** start DATASET **

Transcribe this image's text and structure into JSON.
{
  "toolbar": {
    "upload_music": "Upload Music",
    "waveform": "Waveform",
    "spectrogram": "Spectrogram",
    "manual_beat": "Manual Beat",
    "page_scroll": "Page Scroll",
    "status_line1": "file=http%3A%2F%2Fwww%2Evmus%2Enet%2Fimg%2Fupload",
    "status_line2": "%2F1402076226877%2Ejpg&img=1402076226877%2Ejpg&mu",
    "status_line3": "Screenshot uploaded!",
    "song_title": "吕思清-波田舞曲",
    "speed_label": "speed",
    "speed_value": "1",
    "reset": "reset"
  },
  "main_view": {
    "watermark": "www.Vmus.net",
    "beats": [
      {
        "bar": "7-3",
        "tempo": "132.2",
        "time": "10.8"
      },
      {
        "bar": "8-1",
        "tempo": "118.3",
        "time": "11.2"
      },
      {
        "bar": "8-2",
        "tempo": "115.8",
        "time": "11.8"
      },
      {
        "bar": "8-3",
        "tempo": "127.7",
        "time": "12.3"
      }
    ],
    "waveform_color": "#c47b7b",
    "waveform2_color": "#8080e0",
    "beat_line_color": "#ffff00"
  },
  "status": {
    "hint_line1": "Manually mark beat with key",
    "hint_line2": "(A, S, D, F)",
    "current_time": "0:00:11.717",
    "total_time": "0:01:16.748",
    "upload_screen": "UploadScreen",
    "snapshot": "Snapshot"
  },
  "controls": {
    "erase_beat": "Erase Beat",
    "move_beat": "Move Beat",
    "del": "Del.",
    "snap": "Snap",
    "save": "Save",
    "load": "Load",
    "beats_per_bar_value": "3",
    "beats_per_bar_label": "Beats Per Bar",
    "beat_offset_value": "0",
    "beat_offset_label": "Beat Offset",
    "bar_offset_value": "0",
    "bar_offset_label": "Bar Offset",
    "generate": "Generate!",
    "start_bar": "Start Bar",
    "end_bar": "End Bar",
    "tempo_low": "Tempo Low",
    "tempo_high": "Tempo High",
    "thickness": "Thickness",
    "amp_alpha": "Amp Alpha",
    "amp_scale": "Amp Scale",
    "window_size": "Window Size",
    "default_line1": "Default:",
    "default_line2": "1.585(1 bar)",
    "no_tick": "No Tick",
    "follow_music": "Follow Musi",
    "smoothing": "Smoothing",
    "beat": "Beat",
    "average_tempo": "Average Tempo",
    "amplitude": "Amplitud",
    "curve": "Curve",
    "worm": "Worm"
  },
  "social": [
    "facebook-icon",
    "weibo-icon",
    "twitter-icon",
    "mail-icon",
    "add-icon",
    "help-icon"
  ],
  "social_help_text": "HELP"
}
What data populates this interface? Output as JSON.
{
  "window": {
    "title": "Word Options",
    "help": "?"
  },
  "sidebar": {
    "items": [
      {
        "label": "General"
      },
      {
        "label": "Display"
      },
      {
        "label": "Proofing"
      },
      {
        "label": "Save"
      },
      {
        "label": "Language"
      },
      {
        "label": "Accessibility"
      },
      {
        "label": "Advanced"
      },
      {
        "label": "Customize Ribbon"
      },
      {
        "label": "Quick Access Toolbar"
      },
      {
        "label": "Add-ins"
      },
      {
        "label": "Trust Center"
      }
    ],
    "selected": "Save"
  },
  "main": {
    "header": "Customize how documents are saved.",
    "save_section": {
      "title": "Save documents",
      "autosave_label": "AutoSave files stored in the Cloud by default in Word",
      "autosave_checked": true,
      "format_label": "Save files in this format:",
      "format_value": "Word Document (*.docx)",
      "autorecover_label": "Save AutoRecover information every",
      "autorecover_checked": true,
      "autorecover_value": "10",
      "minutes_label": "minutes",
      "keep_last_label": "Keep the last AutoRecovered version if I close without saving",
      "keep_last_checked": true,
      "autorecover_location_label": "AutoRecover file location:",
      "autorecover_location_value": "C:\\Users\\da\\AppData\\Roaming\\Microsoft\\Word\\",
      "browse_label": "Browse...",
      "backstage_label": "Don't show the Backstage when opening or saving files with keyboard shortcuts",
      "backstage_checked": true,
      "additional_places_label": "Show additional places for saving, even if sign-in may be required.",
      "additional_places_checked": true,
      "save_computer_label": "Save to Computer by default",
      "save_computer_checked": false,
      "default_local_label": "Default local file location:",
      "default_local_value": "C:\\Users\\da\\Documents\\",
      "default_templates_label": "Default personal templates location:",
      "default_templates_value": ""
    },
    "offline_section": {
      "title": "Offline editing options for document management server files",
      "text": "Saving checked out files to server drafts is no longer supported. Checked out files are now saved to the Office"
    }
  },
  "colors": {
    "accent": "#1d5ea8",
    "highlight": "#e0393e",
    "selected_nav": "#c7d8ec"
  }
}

** end DATASET **

Extract the whole listing, character for character.

Transcribe this image's text and structure into JSON.
{
  "toolbar": {
    "upload_music": "Upload Music",
    "waveform": "Waveform",
    "spectrogram": "Spectrogram",
    "manual_beat": "Manual Beat",
    "page_scroll": "Page Scroll",
    "status_line1": "file=http%3A%2F%2Fwww%2Evmus%2Enet%2Fimg%2Fupload",
    "status_line2": "%2F1402076226877%2Ejpg&img=1402076226877%2Ejpg&mu",
    "status_line3": "Screenshot uploaded!",
    "song_title": "吕思清-波田舞曲",
    "speed_label": "speed",
    "speed_value": "1",
    "reset": "reset"
  },
  "main_view": {
    "watermark": "www.Vmus.net",
    "beats": [
      {
        "bar": "7-3",
        "tempo": "132.2",
        "time": "10.8"
      },
      {
        "bar": "8-1",
        "tempo": "118.3",
        "time": "11.2"
      },
      {
        "bar": "8-2",
        "tempo": "115.8",
        "time": "11.8"
      },
      {
        "bar": "8-3",
        "tempo": "127.7",
        "time": "12.3"
      }
    ],
    "waveform_color": "#c47b7b",
    "waveform2_color": "#8080e0",
    "beat_line_color": "#ffff00"
  },
  "status": {
    "hint_line1": "Manually mark beat with key",
    "hint_line2": "(A, S, D, F)",
    "current_time": "0:00:11.717",
    "total_time": "0:01:16.748",
    "upload_screen": "UploadScreen",
    "snapshot": "Snapshot"
  },
  "controls": {
    "erase_beat": "Erase Beat",
    "move_beat": "Move Beat",
    "del": "Del.",
    "snap": "Snap",
    "save": "Save",
    "load": "Load",
    "beats_per_bar_value": "3",
    "beats_per_bar_label": "Beats Per Bar",
    "beat_offset_value": "0",
    "beat_offset_label": "Beat Offset",
    "bar_offset_value": "0",
    "bar_offset_label": "Bar Offset",
    "generate": "Generate!",
    "start_bar": "Start Bar",
    "end_bar": "End Bar",
    "tempo_low": "Tempo Low",
    "tempo_high": "Tempo High",
    "thickness": "Thickness",
    "amp_alpha": "Amp Alpha",
    "amp_scale": "Amp Scale",
    "window_size": "Window Size",
    "default_line1": "Default:",
    "default_line2": "1.585(1 bar)",
    "no_tick": "No Tick",
    "follow_music": "Follow Musi",
    "smoothing": "Smoothing",
    "beat": "Beat",
    "average_tempo": "Average Tempo",
    "amplitude": "Amplitud",
    "curve": "Curve",
    "worm": "Worm"
  },
  "social": [
    "facebook-icon",
    "weibo-icon",
    "twitter-icon",
    "mail-icon",
    "add-icon",
    "help-icon"
  ],
  "social_help_text": "HELP"
}
What data populates this interface? Output as JSON.
{
  "window": {
    "title": "Word Options",
    "help": "?"
  },
  "sidebar": {
    "items": [
      {
        "label": "General"
      },
      {
        "label": "Display"
      },
      {
        "label": "Proofing"
      },
      {
        "label": "Save"
      },
      {
        "label": "Language"
      },
      {
        "label": "Accessibility"
      },
      {
        "label": "Advanced"
      },
      {
        "label": "Customize Ribbon"
      },
      {
        "label": "Quick Access Toolbar"
      },
      {
        "label": "Add-ins"
      },
      {
        "label": "Trust Center"
      }
    ],
    "selected": "Save"
  },
  "main": {
    "header": "Customize how documents are saved.",
    "save_section": {
      "title": "Save documents",
      "autosave_label": "AutoSave files stored in the Cloud by default in Word",
      "autosave_checked": true,
      "format_label": "Save files in this format:",
      "format_value": "Word Document (*.docx)",
      "autorecover_label": "Save AutoRecover information every",
      "autorecover_checked": true,
      "autorecover_value": "10",
      "minutes_label": "minutes",
      "keep_last_label": "Keep the last AutoRecovered version if I close without saving",
      "keep_last_checked": true,
      "autorecover_location_label": "AutoRecover file location:",
      "autorecover_location_value": "C:\\Users\\da\\AppData\\Roaming\\Microsoft\\Word\\",
      "browse_label": "Browse...",
      "backstage_label": "Don't show the Backstage when opening or saving files with keyboard shortcuts",
      "backstage_checked": true,
      "additional_places_label": "Show additional places for saving, even if sign-in may be required.",
      "additional_places_checked": true,
      "save_computer_label": "Save to Computer by default",
      "save_computer_checked": false,
      "default_local_label": "Default local file location:",
      "default_local_value": "C:\\Users\\da\\Documents\\",
      "default_templates_label": "Default personal templates location:",
      "default_templates_value": ""
    },
    "offline_section": {
      "title": "Offline editing options for document management server files",
      "text": "Saving checked out files to server drafts is no longer supported. Checked out files are now saved to the Office"
    }
  },
  "colors": {
    "accent": "#1d5ea8",
    "highlight": "#e0393e",
    "selected_nav": "#c7d8ec"
  }
}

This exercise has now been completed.